* start Data for processing *
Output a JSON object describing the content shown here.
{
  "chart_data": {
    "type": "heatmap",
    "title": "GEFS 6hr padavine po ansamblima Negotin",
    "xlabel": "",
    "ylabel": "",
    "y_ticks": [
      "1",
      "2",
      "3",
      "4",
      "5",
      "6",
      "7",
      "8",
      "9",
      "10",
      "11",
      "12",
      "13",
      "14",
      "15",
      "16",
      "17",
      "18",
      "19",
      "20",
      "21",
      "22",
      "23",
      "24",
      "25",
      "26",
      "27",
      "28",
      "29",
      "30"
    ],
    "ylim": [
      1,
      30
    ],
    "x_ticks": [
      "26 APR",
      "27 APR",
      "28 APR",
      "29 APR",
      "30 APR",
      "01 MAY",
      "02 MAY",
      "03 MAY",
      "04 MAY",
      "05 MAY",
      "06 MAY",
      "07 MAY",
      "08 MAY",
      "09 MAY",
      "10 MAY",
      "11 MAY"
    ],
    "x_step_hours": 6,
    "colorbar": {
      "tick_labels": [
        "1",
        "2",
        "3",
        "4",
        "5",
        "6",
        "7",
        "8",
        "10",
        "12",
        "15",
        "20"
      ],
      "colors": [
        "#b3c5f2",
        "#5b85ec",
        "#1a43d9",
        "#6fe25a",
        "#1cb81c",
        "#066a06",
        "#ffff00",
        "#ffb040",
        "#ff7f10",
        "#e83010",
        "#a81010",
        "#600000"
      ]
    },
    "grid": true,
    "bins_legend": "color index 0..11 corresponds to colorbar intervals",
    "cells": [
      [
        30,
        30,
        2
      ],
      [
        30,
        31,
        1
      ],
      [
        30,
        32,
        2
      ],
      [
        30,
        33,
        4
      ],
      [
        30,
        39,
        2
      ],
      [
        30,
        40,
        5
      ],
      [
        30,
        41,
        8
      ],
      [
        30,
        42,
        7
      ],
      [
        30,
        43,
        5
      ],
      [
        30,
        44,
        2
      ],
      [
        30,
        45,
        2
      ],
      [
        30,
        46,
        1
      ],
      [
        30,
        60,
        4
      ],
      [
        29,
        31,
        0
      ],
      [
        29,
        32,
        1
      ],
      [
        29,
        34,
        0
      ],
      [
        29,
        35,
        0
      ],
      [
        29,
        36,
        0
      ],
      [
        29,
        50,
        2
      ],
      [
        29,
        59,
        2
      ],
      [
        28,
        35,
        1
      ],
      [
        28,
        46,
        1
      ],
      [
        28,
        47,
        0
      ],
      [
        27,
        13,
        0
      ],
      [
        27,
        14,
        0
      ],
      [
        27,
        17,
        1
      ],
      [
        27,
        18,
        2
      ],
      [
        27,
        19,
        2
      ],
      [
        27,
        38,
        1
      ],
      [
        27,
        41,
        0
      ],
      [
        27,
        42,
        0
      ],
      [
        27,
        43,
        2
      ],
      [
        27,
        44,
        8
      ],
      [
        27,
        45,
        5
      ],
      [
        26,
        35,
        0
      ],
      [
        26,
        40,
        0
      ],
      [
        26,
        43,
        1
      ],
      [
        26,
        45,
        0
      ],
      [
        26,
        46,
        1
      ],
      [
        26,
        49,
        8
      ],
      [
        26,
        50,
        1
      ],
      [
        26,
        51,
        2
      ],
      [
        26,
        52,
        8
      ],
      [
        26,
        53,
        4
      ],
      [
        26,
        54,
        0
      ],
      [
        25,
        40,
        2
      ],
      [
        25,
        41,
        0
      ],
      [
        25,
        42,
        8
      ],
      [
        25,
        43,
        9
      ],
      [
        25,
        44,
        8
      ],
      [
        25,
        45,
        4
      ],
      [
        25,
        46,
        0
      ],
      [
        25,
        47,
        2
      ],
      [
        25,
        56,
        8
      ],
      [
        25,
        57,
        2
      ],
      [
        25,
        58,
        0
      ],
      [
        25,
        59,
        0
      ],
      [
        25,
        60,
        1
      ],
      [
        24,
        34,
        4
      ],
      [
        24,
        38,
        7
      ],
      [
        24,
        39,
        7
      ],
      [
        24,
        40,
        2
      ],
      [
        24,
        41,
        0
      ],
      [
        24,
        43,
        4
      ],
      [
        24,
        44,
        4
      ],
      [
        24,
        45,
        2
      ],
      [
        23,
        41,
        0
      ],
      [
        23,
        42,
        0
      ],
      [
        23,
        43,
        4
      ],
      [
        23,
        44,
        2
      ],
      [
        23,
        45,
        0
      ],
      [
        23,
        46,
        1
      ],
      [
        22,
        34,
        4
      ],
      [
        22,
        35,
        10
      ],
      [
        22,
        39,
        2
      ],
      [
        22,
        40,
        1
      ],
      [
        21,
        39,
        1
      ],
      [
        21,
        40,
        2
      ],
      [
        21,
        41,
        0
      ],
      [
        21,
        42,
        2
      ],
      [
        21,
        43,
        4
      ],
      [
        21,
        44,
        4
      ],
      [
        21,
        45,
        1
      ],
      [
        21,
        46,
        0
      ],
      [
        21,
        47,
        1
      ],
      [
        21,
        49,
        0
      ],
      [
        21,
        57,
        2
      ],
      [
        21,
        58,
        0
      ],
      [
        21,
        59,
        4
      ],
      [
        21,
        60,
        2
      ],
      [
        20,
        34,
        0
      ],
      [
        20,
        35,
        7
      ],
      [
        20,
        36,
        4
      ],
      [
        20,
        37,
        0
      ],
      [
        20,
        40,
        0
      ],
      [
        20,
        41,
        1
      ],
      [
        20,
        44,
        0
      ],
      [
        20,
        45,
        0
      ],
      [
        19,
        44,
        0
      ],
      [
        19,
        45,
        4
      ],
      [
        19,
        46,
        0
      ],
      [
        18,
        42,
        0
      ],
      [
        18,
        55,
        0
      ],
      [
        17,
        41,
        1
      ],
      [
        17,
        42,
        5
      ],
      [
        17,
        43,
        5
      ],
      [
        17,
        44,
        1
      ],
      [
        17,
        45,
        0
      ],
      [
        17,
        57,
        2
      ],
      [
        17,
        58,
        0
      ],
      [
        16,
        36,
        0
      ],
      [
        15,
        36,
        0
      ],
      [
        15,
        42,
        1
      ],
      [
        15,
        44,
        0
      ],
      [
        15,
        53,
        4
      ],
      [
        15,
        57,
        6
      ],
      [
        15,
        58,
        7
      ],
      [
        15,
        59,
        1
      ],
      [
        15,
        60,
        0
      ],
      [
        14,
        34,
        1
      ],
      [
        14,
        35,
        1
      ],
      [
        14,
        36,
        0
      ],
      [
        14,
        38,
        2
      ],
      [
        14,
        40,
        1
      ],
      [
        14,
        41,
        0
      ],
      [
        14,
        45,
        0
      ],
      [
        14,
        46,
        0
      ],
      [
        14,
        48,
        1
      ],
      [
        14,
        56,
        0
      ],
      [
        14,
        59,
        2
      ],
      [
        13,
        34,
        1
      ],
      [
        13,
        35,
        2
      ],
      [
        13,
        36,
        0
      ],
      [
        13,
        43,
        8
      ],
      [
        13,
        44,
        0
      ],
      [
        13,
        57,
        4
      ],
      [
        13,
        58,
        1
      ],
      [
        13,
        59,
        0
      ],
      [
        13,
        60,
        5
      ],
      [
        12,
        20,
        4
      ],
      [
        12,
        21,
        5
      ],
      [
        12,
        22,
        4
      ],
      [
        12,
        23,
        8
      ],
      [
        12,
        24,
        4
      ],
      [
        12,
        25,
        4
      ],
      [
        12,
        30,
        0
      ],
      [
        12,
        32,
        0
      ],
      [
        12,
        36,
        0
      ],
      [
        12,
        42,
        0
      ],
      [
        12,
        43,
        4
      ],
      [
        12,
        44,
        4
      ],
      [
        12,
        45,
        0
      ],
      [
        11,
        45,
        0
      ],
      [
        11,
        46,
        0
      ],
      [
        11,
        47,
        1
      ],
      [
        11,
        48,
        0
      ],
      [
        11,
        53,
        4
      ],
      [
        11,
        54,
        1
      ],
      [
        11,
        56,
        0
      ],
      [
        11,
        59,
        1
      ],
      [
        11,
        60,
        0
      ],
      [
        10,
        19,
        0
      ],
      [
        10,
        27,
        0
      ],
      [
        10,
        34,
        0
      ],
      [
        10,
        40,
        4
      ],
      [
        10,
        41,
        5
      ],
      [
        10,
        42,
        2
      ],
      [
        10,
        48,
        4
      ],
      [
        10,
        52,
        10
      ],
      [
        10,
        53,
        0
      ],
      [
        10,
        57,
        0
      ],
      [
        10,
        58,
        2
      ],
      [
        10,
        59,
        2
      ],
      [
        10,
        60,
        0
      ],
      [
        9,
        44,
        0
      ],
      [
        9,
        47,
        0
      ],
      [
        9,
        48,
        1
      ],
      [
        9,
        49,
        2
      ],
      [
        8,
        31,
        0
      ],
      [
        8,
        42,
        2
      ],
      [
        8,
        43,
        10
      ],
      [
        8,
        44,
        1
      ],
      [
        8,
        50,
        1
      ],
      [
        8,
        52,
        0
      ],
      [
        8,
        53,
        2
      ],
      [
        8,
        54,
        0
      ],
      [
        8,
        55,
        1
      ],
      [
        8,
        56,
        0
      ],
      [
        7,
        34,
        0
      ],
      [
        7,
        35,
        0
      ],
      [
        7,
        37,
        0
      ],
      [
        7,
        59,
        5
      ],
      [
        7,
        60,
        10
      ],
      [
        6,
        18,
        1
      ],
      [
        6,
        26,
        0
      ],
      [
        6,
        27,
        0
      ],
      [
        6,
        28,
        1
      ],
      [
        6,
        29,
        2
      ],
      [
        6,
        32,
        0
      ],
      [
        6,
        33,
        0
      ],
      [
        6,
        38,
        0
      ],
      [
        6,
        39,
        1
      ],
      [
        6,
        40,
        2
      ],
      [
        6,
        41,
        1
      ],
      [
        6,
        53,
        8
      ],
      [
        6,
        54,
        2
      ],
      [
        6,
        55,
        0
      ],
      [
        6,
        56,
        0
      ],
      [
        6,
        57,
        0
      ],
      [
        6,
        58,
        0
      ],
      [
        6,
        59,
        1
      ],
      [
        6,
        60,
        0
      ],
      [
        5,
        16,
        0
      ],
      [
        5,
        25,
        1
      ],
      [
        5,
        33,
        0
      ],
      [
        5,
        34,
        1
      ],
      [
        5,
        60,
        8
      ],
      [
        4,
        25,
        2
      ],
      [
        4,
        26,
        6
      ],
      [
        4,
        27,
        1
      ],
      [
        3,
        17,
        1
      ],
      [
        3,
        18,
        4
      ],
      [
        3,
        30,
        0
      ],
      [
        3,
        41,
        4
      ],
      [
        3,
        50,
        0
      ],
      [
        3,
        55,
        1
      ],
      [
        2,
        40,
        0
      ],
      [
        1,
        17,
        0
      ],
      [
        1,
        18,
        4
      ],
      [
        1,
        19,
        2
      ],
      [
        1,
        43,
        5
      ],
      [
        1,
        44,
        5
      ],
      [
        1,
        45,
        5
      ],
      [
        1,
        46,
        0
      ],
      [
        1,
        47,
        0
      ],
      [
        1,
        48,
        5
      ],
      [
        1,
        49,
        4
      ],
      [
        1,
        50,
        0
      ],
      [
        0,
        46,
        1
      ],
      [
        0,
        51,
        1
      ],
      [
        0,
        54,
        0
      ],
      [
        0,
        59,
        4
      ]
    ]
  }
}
* end Data for processing *
◆ **Written request**
Within the data above, pick out all lines holding the word "colorbar".

◆ **Output of the exercise**
    "colorbar": {
    "bins_legend": "color index 0..11 corresponds to colorbar intervals",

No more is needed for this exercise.